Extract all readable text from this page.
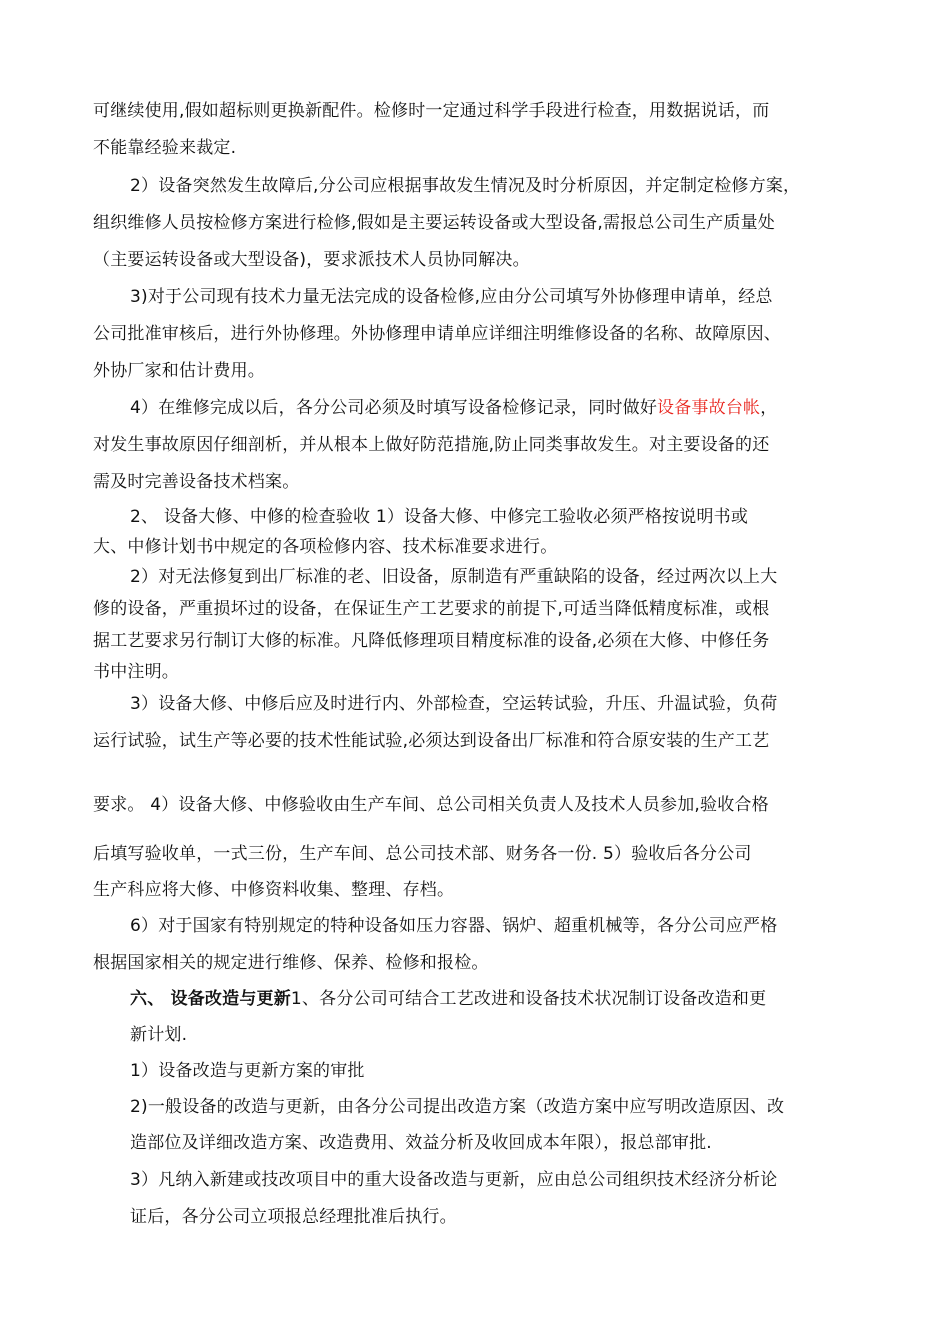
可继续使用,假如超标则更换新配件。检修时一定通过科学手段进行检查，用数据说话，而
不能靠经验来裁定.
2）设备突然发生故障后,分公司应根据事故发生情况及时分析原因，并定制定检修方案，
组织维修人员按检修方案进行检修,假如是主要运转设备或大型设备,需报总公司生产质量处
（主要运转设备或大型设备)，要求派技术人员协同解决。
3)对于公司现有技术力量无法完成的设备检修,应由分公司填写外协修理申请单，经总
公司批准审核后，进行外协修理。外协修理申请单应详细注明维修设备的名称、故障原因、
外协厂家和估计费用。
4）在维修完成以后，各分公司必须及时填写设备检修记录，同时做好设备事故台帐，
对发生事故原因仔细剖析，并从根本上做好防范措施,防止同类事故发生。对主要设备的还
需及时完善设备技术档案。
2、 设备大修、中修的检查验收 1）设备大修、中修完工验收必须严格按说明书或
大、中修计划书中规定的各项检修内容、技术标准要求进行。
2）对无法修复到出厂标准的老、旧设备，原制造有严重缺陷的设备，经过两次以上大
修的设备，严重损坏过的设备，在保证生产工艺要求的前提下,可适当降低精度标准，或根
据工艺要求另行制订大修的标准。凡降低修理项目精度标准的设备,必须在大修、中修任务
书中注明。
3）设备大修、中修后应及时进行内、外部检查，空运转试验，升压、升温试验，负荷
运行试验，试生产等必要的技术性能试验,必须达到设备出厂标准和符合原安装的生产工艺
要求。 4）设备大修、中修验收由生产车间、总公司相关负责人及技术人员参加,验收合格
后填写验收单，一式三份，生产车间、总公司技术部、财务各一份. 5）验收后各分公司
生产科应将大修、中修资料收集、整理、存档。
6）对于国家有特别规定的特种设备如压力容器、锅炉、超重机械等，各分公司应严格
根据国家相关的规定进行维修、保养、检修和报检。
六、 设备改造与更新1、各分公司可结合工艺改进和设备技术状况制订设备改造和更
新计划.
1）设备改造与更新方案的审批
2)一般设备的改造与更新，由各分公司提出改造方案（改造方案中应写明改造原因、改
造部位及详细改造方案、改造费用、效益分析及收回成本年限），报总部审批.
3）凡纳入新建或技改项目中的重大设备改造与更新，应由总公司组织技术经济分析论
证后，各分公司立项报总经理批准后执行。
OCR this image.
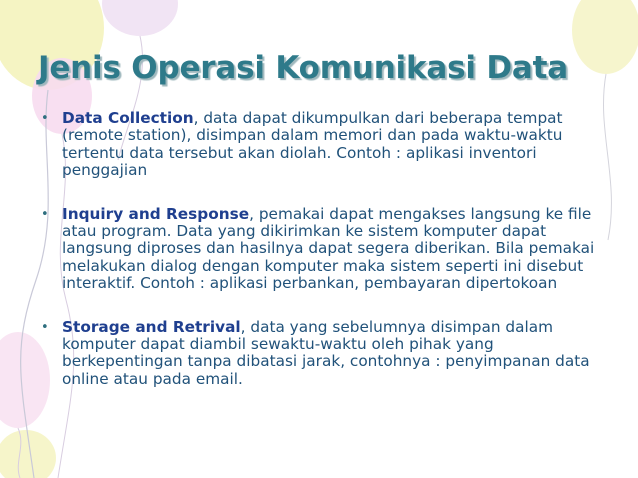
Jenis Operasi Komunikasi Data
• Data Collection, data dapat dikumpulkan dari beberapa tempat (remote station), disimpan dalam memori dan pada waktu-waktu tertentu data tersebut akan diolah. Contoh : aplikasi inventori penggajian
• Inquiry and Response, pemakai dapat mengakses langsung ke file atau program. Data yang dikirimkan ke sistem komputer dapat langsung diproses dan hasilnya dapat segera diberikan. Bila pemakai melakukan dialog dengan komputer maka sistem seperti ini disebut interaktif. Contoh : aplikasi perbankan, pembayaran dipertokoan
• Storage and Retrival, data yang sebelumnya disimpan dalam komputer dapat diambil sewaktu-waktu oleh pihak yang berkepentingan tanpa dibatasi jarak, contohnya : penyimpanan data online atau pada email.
***
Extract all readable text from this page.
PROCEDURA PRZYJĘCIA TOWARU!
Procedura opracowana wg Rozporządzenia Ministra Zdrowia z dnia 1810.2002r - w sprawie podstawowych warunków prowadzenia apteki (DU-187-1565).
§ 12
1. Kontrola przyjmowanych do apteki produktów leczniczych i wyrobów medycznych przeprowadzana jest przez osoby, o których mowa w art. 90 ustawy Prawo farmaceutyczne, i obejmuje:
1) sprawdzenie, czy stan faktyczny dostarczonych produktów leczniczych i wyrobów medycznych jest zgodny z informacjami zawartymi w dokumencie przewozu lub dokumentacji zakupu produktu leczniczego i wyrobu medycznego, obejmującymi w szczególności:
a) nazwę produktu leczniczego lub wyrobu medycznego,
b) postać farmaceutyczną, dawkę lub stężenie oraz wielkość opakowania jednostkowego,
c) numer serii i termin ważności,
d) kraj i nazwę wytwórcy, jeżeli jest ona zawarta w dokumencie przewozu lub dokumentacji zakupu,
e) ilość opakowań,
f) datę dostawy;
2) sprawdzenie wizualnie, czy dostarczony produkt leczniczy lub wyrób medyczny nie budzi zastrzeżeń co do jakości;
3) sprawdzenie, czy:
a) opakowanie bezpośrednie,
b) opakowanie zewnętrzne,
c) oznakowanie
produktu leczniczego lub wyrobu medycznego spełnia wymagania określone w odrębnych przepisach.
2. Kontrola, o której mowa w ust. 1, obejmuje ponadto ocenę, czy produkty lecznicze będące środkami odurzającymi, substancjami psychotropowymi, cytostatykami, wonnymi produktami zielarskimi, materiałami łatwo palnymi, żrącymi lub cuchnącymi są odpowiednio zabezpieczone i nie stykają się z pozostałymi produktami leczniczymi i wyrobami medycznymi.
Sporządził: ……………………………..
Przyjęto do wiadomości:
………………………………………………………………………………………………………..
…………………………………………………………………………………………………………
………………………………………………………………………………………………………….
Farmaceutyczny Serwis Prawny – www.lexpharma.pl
***
_GIVEN INSTRUCTION:_
Your answer should be a single number: how many lines of the material contain the word "wyrobu".

_FULL RESPONSE:_
3